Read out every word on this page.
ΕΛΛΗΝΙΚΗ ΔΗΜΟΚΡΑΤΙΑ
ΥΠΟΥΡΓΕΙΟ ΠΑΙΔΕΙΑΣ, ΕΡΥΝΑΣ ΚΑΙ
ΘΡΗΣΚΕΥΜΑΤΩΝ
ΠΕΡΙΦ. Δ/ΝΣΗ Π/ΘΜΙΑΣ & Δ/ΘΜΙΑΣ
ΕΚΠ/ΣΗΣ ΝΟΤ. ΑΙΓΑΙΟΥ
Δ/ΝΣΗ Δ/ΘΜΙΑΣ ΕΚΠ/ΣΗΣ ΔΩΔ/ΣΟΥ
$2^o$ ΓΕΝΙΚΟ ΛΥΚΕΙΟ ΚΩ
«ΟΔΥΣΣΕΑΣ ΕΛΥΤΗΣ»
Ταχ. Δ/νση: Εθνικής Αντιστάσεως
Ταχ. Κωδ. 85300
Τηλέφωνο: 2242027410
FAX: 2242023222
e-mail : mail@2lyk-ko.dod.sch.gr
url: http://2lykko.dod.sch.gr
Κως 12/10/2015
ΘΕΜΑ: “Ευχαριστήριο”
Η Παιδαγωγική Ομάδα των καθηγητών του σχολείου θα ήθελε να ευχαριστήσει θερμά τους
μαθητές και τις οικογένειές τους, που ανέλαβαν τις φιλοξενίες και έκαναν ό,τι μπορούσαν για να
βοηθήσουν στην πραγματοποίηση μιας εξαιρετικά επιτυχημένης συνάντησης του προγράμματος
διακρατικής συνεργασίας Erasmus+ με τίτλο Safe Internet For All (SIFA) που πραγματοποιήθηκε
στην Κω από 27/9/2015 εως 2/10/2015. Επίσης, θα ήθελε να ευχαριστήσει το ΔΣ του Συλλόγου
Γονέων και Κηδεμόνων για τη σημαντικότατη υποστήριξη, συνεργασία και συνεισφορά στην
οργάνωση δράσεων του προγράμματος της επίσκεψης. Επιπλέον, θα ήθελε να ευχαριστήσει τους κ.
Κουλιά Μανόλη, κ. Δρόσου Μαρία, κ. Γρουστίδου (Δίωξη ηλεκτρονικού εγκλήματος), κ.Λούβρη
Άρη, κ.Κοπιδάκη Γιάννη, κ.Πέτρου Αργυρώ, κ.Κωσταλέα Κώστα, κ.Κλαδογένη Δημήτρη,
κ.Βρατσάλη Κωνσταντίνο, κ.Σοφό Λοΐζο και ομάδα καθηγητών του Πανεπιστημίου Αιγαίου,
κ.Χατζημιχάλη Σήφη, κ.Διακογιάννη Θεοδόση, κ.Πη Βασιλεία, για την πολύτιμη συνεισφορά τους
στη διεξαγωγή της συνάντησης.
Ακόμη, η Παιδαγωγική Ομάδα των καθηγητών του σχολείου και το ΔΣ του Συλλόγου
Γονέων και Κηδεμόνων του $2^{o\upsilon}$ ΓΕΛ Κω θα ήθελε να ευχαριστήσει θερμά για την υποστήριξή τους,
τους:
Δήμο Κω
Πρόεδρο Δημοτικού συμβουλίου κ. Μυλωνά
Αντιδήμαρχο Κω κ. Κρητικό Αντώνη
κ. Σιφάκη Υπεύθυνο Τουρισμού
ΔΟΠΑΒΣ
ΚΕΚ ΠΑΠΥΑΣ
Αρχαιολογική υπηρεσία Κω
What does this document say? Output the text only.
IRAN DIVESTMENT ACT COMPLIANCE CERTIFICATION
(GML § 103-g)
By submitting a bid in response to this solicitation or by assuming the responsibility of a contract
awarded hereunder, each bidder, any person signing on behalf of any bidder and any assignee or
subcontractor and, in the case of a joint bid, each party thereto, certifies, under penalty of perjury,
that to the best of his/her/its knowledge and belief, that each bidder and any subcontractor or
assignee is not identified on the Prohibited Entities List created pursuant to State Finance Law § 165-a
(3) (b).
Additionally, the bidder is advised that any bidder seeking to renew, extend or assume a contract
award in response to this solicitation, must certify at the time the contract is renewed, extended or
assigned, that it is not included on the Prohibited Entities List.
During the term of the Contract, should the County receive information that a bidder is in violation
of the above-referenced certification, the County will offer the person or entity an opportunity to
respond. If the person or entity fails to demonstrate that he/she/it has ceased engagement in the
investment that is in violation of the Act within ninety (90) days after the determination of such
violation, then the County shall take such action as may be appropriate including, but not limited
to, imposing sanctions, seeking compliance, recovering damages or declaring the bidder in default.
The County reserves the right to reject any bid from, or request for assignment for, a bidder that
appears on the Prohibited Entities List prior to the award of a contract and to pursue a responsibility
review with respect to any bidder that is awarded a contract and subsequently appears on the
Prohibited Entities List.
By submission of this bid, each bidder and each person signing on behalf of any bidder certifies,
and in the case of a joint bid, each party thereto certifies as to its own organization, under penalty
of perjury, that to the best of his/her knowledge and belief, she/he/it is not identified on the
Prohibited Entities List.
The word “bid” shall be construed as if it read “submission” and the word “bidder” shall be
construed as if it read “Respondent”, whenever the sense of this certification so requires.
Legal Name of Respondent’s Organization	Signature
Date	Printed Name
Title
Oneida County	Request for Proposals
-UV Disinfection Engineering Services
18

● ● ● ●

Work to be completed |
Scan the material line by line and report each one that contains "identified".

Solution to this task |
assignee is not identified on the Prohibited Entities List created pursuant to State Finance Law § 165-a
of perjury, that to the best of his/her knowledge and belief, she/he/it is not identified on the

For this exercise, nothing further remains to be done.